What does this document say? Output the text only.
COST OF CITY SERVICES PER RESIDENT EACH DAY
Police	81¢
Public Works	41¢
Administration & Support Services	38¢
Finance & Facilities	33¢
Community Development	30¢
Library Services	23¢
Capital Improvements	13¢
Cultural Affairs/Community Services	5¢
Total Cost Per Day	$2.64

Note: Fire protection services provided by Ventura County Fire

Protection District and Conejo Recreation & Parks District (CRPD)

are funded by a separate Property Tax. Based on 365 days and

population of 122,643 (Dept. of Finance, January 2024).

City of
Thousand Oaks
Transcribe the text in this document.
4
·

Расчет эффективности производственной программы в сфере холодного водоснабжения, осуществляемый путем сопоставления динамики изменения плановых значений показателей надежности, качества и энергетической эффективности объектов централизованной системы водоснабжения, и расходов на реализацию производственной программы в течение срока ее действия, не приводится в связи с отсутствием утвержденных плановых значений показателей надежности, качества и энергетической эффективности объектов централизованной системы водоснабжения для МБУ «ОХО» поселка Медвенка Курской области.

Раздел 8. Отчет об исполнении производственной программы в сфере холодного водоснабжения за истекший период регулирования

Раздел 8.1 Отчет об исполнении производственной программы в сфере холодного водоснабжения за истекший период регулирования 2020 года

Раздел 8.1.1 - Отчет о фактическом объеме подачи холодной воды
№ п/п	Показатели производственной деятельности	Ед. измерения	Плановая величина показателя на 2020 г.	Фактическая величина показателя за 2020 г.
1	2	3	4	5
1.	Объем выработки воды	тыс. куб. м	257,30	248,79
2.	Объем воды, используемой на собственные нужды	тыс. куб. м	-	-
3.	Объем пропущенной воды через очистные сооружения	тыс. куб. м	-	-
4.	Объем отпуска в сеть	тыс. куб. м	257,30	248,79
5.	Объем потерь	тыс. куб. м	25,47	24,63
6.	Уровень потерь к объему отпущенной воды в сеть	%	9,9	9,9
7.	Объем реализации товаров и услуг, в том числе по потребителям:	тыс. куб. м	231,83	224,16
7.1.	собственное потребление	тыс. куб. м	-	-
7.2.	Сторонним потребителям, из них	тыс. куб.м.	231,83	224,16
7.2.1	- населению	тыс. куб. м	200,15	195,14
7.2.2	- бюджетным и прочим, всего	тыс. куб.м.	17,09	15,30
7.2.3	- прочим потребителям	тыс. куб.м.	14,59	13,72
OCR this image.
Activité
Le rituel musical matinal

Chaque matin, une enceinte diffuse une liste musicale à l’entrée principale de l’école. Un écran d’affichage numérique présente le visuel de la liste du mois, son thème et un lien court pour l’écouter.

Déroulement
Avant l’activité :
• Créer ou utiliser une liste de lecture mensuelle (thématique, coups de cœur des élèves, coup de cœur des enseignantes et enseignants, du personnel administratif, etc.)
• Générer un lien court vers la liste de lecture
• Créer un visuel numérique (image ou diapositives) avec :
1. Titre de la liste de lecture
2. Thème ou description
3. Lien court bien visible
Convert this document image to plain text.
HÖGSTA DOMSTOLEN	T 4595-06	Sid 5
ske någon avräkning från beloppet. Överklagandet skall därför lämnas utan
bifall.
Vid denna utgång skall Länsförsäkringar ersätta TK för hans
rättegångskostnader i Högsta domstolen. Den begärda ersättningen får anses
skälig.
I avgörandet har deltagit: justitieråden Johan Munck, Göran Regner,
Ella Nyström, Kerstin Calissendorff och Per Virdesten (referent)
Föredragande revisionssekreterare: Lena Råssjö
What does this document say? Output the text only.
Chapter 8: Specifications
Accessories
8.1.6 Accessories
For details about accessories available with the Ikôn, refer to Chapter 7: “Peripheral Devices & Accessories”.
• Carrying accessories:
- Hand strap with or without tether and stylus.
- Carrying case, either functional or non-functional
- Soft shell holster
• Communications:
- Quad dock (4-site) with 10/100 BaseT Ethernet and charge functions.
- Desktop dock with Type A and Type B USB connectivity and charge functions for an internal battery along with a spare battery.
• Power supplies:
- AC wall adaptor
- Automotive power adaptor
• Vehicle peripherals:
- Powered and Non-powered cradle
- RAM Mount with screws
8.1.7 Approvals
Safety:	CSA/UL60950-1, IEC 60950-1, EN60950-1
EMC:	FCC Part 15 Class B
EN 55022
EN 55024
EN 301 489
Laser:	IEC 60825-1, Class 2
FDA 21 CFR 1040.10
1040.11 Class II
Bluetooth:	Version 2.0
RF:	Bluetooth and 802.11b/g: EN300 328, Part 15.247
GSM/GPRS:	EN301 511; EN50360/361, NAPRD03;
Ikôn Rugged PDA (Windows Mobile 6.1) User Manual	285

---

**SET EXERCISE**
Reproduce each entry word for word.

**EXERCISE ANSWER**
What does this document say? Output the text only.
COST OF CITY SERVICES PER RESIDENT EACH DAY
Police	81¢
Public Works	41¢
Administration & Support Services	38¢
Finance & Facilities	33¢
Community Development	30¢
Library Services	23¢
Capital Improvements	13¢
Cultural Affairs/Community Services	5¢
Total Cost Per Day	$2.64

Note: Fire protection services provided by Ventura County Fire

Protection District and Conejo Recreation & Parks District (CRPD)

are funded by a separate Property Tax. Based on 365 days and

population of 122,643 (Dept. of Finance, January 2024).

City of
Thousand Oaks
Transcribe the text in this document.
4
·

Расчет эффективности производственной программы в сфере холодного водоснабжения, осуществляемый путем сопоставления динамики изменения плановых значений показателей надежности, качества и энергетической эффективности объектов централизованной системы водоснабжения, и расходов на реализацию производственной программы в течение срока ее действия, не приводится в связи с отсутствием утвержденных плановых значений показателей надежности, качества и энергетической эффективности объектов централизованной системы водоснабжения для МБУ «ОХО» поселка Медвенка Курской области.

Раздел 8. Отчет об исполнении производственной программы в сфере холодного водоснабжения за истекший период регулирования

Раздел 8.1 Отчет об исполнении производственной программы в сфере холодного водоснабжения за истекший период регулирования 2020 года

Раздел 8.1.1 - Отчет о фактическом объеме подачи холодной воды
№ п/п	Показатели производственной деятельности	Ед. измерения	Плановая величина показателя на 2020 г.	Фактическая величина показателя за 2020 г.
1	2	3	4	5
1.	Объем выработки воды	тыс. куб. м	257,30	248,79
2.	Объем воды, используемой на собственные нужды	тыс. куб. м	-	-
3.	Объем пропущенной воды через очистные сооружения	тыс. куб. м	-	-
4.	Объем отпуска в сеть	тыс. куб. м	257,30	248,79
5.	Объем потерь	тыс. куб. м	25,47	24,63
6.	Уровень потерь к объему отпущенной воды в сеть	%	9,9	9,9
7.	Объем реализации товаров и услуг, в том числе по потребителям:	тыс. куб. м	231,83	224,16
7.1.	собственное потребление	тыс. куб. м	-	-
7.2.	Сторонним потребителям, из них	тыс. куб.м.	231,83	224,16
7.2.1	- населению	тыс. куб. м	200,15	195,14
7.2.2	- бюджетным и прочим, всего	тыс. куб.м.	17,09	15,30
7.2.3	- прочим потребителям	тыс. куб.м.	14,59	13,72
OCR this image.
Activité
Le rituel musical matinal

Chaque matin, une enceinte diffuse une liste musicale à l’entrée principale de l’école. Un écran d’affichage numérique présente le visuel de la liste du mois, son thème et un lien court pour l’écouter.

Déroulement
Avant l’activité :
• Créer ou utiliser une liste de lecture mensuelle (thématique, coups de cœur des élèves, coup de cœur des enseignantes et enseignants, du personnel administratif, etc.)
• Générer un lien court vers la liste de lecture
• Créer un visuel numérique (image ou diapositives) avec :
1. Titre de la liste de lecture
2. Thème ou description
3. Lien court bien visible
Convert this document image to plain text.
HÖGSTA DOMSTOLEN	T 4595-06	Sid 5
ske någon avräkning från beloppet. Överklagandet skall därför lämnas utan
bifall.
Vid denna utgång skall Länsförsäkringar ersätta TK för hans
rättegångskostnader i Högsta domstolen. Den begärda ersättningen får anses
skälig.
I avgörandet har deltagit: justitieråden Johan Munck, Göran Regner,
Ella Nyström, Kerstin Calissendorff och Per Virdesten (referent)
Föredragande revisionssekreterare: Lena Råssjö
What does this document say? Output the text only.
Chapter 8: Specifications
Accessories
8.1.6 Accessories
For details about accessories available with the Ikôn, refer to Chapter 7: “Peripheral Devices & Accessories”.
• Carrying accessories:
- Hand strap with or without tether and stylus.
- Carrying case, either functional or non-functional
- Soft shell holster
• Communications:
- Quad dock (4-site) with 10/100 BaseT Ethernet and charge functions.
- Desktop dock with Type A and Type B USB connectivity and charge functions for an internal battery along with a spare battery.
• Power supplies:
- AC wall adaptor
- Automotive power adaptor
• Vehicle peripherals:
- Powered and Non-powered cradle
- RAM Mount with screws
8.1.7 Approvals
Safety:	CSA/UL60950-1, IEC 60950-1, EN60950-1
EMC:	FCC Part 15 Class B
EN 55022
EN 55024
EN 301 489
Laser:	IEC 60825-1, Class 2
FDA 21 CFR 1040.10
1040.11 Class II
Bluetooth:	Version 2.0
RF:	Bluetooth and 802.11b/g: EN300 328, Part 15.247
GSM/GPRS:	EN301 511; EN50360/361, NAPRD03;
Ikôn Rugged PDA (Windows Mobile 6.1) User Manual	285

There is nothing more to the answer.